====== EXTRACTED DATA

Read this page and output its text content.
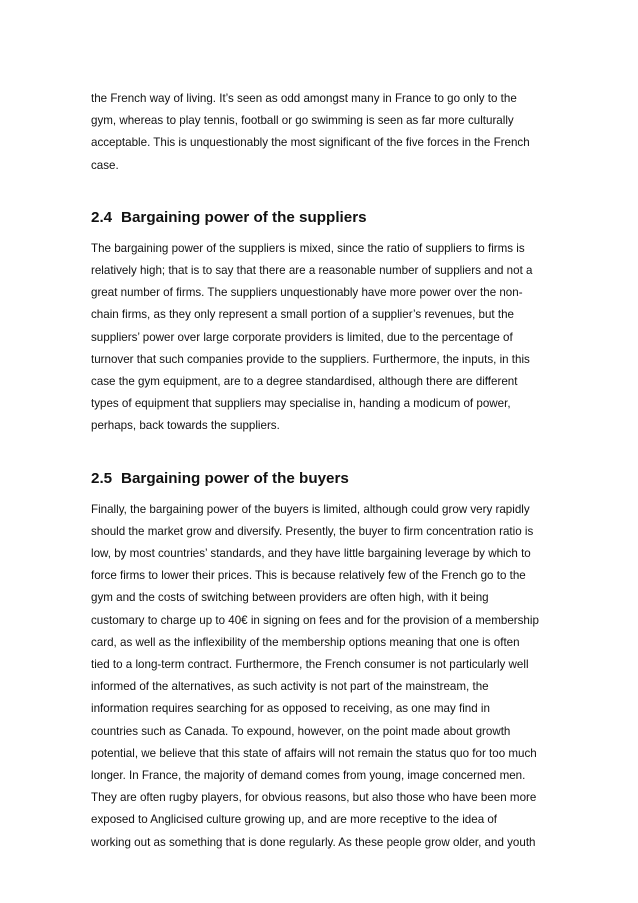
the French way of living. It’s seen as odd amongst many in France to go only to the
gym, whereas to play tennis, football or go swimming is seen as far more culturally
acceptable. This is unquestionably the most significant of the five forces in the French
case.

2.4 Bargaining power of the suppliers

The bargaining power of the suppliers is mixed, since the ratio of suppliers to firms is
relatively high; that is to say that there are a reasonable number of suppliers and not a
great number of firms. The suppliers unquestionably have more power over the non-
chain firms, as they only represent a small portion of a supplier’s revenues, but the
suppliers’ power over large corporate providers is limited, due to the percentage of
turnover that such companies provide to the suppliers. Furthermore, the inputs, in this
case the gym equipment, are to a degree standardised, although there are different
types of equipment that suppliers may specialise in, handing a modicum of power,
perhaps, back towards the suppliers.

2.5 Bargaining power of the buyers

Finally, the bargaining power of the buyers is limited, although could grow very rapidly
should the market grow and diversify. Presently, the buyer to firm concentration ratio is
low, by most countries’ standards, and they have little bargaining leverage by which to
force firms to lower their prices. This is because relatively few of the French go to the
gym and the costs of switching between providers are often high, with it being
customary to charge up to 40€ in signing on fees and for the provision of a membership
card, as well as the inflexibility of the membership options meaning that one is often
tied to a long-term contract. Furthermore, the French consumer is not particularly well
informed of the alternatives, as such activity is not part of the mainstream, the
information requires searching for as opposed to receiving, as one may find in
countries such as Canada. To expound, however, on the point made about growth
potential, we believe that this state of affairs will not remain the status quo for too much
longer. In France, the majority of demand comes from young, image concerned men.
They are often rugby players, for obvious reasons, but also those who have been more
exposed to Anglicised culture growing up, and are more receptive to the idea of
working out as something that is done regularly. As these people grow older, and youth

============

### DIRECTIVE
Quote every record above exactly, leaving out the pictures.

### RESULT BELOW
Read this page and output its text content.
the French way of living. It’s seen as odd amongst many in France to go only to the
gym, whereas to play tennis, football or go swimming is seen as far more culturally
acceptable. This is unquestionably the most significant of the five forces in the French
case.

2.4 Bargaining power of the suppliers

The bargaining power of the suppliers is mixed, since the ratio of suppliers to firms is
relatively high; that is to say that there are a reasonable number of suppliers and not a
great number of firms. The suppliers unquestionably have more power over the non-
chain firms, as they only represent a small portion of a supplier’s revenues, but the
suppliers’ power over large corporate providers is limited, due to the percentage of
turnover that such companies provide to the suppliers. Furthermore, the inputs, in this
case the gym equipment, are to a degree standardised, although there are different
types of equipment that suppliers may specialise in, handing a modicum of power,
perhaps, back towards the suppliers.

2.5 Bargaining power of the buyers

Finally, the bargaining power of the buyers is limited, although could grow very rapidly
should the market grow and diversify. Presently, the buyer to firm concentration ratio is
low, by most countries’ standards, and they have little bargaining leverage by which to
force firms to lower their prices. This is because relatively few of the French go to the
gym and the costs of switching between providers are often high, with it being
customary to charge up to 40€ in signing on fees and for the provision of a membership
card, as well as the inflexibility of the membership options meaning that one is often
tied to a long-term contract. Furthermore, the French consumer is not particularly well
informed of the alternatives, as such activity is not part of the mainstream, the
information requires searching for as opposed to receiving, as one may find in
countries such as Canada. To expound, however, on the point made about growth
potential, we believe that this state of affairs will not remain the status quo for too much
longer. In France, the majority of demand comes from young, image concerned men.
They are often rugby players, for obvious reasons, but also those who have been more
exposed to Anglicised culture growing up, and are more receptive to the idea of
working out as something that is done regularly. As these people grow older, and youth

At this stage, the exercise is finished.